=== Given data ===
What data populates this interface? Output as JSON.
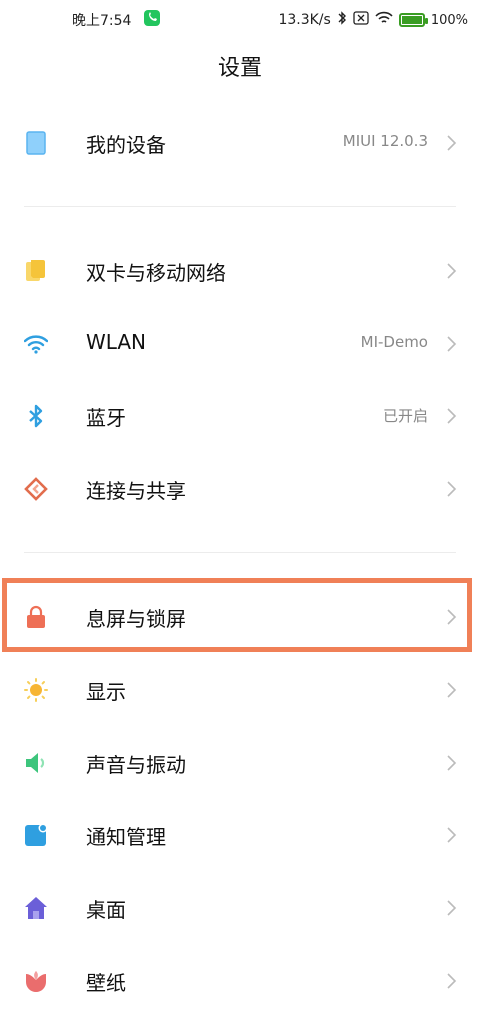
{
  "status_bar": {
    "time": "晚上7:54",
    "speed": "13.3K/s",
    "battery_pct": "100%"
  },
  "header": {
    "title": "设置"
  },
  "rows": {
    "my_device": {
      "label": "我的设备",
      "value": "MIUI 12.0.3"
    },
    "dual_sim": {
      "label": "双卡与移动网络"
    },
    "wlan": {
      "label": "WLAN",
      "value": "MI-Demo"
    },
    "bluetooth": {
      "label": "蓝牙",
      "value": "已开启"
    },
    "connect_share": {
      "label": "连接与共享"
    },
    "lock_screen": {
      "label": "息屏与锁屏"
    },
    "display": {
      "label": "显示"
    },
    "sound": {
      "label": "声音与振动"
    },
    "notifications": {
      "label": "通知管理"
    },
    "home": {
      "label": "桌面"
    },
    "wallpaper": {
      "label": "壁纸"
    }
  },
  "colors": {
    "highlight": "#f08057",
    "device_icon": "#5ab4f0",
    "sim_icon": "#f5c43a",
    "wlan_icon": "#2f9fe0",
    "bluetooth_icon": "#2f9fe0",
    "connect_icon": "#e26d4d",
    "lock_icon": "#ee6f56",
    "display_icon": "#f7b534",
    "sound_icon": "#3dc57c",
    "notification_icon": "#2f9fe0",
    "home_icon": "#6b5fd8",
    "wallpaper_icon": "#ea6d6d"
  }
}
===
What you should do:
Copy the records above exactly, leaving out every picture.

Task response:
What data populates this interface? Output as JSON.
{
  "status_bar": {
    "time": "晚上7:54",
    "speed": "13.3K/s",
    "battery_pct": "100%"
  },
  "header": {
    "title": "设置"
  },
  "rows": {
    "my_device": {
      "label": "我的设备",
      "value": "MIUI 12.0.3"
    },
    "dual_sim": {
      "label": "双卡与移动网络"
    },
    "wlan": {
      "label": "WLAN",
      "value": "MI-Demo"
    },
    "bluetooth": {
      "label": "蓝牙",
      "value": "已开启"
    },
    "connect_share": {
      "label": "连接与共享"
    },
    "lock_screen": {
      "label": "息屏与锁屏"
    },
    "display": {
      "label": "显示"
    },
    "sound": {
      "label": "声音与振动"
    },
    "notifications": {
      "label": "通知管理"
    },
    "home": {
      "label": "桌面"
    },
    "wallpaper": {
      "label": "壁纸"
    }
  },
  "colors": {
    "highlight": "#f08057",
    "device_icon": "#5ab4f0",
    "sim_icon": "#f5c43a",
    "wlan_icon": "#2f9fe0",
    "bluetooth_icon": "#2f9fe0",
    "connect_icon": "#e26d4d",
    "lock_icon": "#ee6f56",
    "display_icon": "#f7b534",
    "sound_icon": "#3dc57c",
    "notification_icon": "#2f9fe0",
    "home_icon": "#6b5fd8",
    "wallpaper_icon": "#ea6d6d"
  }
}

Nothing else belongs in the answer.